TASK REQUIREMENTS —
Using the listing below, please gather every line containing the word "Chlamydia".

SOURCE DATA —
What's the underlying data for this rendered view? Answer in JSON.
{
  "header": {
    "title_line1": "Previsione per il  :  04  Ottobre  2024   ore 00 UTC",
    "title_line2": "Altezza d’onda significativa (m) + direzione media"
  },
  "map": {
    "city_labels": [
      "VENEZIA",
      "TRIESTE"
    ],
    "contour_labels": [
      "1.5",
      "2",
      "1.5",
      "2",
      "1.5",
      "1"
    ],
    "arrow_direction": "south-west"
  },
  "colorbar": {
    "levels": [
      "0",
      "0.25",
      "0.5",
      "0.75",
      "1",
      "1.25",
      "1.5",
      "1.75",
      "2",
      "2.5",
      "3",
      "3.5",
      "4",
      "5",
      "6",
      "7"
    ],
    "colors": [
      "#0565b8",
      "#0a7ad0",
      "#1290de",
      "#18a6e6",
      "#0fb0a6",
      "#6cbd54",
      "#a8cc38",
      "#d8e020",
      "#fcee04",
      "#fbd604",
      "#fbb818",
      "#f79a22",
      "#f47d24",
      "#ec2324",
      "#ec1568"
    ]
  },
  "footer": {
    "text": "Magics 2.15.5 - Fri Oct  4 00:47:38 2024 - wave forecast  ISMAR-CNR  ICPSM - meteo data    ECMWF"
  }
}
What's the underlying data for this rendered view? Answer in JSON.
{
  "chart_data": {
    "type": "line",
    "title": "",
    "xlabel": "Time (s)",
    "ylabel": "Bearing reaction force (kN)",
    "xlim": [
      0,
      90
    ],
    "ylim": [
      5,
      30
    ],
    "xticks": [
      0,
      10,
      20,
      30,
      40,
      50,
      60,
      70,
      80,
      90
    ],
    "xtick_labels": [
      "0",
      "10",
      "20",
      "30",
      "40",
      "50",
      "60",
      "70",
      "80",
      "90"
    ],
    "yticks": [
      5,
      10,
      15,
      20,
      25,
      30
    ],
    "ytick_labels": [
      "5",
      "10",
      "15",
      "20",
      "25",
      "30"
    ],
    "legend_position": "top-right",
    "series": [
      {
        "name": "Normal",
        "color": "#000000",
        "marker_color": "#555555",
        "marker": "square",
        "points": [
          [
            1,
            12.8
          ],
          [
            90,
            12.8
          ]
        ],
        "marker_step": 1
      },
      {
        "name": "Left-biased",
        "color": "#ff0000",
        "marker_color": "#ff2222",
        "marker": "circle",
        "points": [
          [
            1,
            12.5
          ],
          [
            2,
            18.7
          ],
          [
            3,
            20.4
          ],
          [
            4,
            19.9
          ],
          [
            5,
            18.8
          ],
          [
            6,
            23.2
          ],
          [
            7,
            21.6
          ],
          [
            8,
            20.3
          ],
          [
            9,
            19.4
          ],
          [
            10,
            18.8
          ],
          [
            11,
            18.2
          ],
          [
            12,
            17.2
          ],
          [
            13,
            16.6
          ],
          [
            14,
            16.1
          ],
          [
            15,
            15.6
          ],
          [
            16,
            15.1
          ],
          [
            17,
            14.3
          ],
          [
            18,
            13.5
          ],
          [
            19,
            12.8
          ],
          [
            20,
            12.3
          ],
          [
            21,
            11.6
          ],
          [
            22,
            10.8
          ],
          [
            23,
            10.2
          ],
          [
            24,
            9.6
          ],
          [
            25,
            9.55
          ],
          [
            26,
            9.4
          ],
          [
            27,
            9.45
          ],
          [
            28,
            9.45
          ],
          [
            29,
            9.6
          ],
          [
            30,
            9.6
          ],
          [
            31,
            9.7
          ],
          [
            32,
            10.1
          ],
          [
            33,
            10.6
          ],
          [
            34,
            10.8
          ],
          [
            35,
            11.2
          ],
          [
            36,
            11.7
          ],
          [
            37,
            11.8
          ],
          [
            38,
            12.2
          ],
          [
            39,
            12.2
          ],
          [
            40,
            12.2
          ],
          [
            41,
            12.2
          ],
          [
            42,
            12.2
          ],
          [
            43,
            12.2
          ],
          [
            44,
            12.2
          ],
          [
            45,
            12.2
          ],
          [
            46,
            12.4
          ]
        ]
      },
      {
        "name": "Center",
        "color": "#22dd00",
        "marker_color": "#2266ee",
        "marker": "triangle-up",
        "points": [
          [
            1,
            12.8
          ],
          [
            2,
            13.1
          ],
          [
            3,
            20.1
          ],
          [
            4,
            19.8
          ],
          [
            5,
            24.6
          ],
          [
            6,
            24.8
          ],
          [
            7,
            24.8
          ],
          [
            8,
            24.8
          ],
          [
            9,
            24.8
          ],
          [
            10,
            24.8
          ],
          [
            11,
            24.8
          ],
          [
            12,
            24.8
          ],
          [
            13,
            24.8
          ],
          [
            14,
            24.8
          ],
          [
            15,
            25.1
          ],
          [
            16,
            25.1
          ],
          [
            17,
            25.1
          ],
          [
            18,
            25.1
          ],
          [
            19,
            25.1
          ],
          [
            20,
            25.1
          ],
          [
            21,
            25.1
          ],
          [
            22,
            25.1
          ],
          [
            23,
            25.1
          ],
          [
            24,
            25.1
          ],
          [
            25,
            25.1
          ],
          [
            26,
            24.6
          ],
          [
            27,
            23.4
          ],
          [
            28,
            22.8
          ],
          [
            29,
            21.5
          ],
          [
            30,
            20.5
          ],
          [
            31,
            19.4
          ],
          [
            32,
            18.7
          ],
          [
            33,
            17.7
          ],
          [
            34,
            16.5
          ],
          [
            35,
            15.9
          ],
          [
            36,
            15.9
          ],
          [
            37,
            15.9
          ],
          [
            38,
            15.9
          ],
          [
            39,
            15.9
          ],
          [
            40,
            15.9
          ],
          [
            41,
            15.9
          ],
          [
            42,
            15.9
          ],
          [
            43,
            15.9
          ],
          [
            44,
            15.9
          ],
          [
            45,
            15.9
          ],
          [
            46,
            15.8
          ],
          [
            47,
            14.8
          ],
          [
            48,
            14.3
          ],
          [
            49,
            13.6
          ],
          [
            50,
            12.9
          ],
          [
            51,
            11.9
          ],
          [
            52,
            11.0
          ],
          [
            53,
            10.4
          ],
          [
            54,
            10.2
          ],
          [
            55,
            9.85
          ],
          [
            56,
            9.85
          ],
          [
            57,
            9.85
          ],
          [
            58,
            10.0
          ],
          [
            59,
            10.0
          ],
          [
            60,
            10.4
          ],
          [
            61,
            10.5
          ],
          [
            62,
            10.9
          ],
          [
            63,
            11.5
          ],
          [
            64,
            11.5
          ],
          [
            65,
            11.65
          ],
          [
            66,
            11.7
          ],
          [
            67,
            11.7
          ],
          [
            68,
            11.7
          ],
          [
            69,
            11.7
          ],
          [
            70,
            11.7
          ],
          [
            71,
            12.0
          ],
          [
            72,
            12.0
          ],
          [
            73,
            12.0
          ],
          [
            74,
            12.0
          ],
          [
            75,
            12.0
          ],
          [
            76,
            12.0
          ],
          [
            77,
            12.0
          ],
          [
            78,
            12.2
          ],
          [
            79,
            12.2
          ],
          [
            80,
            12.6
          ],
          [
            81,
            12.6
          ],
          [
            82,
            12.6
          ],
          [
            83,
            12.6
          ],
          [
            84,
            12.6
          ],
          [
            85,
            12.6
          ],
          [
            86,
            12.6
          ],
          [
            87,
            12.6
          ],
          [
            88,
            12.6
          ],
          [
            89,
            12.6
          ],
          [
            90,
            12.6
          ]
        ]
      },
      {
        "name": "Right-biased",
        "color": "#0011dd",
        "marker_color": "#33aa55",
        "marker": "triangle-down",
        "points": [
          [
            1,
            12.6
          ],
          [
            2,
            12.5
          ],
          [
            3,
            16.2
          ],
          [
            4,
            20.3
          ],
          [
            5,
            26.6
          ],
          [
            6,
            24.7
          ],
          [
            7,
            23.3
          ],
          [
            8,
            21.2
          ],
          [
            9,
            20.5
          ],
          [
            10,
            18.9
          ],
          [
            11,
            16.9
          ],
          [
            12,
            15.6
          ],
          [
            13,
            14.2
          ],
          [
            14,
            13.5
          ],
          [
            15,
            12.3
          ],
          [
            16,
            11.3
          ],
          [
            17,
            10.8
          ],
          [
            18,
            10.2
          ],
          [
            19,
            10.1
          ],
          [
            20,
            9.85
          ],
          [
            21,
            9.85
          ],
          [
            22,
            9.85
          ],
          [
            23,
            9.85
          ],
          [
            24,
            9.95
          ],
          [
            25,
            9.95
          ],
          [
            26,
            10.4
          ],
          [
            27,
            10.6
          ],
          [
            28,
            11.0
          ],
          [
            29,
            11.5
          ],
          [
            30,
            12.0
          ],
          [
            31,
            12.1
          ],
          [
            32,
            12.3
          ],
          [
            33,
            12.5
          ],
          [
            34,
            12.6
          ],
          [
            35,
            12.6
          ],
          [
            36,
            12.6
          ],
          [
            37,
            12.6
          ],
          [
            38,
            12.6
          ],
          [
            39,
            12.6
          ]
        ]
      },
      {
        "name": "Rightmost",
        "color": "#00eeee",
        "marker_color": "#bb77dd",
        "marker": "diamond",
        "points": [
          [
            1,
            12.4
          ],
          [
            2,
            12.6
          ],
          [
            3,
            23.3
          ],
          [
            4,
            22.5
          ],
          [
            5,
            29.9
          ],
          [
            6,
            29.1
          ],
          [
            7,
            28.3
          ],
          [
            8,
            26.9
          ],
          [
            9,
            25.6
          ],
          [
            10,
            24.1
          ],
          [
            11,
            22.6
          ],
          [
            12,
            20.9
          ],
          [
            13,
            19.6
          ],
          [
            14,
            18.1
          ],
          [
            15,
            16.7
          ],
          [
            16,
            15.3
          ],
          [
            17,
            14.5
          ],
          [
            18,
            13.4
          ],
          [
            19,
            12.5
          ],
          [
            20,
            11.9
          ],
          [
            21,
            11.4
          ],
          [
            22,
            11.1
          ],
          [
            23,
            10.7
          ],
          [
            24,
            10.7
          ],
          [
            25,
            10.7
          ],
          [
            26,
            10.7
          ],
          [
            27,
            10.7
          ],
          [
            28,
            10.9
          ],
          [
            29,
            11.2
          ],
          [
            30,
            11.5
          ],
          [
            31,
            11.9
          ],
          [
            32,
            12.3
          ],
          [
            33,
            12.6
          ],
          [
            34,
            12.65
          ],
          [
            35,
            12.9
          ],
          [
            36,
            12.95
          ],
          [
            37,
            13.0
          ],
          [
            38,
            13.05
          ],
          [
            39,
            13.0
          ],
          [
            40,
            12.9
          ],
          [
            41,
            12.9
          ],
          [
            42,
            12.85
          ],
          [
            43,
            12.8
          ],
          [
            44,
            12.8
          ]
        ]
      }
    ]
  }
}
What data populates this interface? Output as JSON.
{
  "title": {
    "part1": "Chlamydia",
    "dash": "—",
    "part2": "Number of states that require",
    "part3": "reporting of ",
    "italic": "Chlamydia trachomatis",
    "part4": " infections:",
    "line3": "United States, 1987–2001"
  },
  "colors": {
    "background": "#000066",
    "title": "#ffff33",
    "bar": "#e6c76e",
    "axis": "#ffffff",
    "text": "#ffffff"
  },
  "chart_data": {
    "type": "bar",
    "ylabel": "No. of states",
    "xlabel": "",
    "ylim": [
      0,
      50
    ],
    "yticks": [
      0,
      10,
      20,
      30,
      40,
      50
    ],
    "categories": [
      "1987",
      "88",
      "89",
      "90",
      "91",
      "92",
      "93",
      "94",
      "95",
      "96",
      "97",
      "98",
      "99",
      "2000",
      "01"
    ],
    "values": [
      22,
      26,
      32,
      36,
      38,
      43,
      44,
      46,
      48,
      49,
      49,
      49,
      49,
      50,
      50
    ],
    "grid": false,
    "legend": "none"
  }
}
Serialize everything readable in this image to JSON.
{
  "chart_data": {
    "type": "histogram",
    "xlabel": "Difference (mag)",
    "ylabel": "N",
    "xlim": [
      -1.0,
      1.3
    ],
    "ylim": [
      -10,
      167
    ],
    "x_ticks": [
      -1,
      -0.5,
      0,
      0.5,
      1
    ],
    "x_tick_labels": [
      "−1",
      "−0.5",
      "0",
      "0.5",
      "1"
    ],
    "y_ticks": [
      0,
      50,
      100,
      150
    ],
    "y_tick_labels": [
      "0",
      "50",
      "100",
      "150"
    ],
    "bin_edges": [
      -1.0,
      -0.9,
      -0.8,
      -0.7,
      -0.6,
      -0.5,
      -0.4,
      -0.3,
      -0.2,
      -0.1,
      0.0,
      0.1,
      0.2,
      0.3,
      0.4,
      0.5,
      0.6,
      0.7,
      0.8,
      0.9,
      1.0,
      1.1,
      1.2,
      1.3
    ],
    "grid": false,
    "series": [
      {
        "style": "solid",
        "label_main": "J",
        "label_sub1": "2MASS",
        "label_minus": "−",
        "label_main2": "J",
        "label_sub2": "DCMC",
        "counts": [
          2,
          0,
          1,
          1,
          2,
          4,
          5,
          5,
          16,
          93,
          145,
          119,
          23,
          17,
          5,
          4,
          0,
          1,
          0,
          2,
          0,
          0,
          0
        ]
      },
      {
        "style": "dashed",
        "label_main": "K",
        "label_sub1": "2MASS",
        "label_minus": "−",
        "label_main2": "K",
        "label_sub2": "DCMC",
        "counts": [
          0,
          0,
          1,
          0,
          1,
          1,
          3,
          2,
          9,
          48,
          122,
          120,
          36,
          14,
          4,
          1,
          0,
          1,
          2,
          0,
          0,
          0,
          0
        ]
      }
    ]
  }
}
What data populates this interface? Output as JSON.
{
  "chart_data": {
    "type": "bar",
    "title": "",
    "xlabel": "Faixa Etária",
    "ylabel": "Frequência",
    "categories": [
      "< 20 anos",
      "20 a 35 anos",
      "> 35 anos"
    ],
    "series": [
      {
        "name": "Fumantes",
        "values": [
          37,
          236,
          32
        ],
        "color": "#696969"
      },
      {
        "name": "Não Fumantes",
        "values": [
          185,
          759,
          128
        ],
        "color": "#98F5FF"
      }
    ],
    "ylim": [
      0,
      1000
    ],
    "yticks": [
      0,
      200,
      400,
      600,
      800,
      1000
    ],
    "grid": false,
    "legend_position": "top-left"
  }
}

ANSWER TO THIS PROBLEM —
    "part1": "Chlamydia",
    "italic": "Chlamydia trachomatis",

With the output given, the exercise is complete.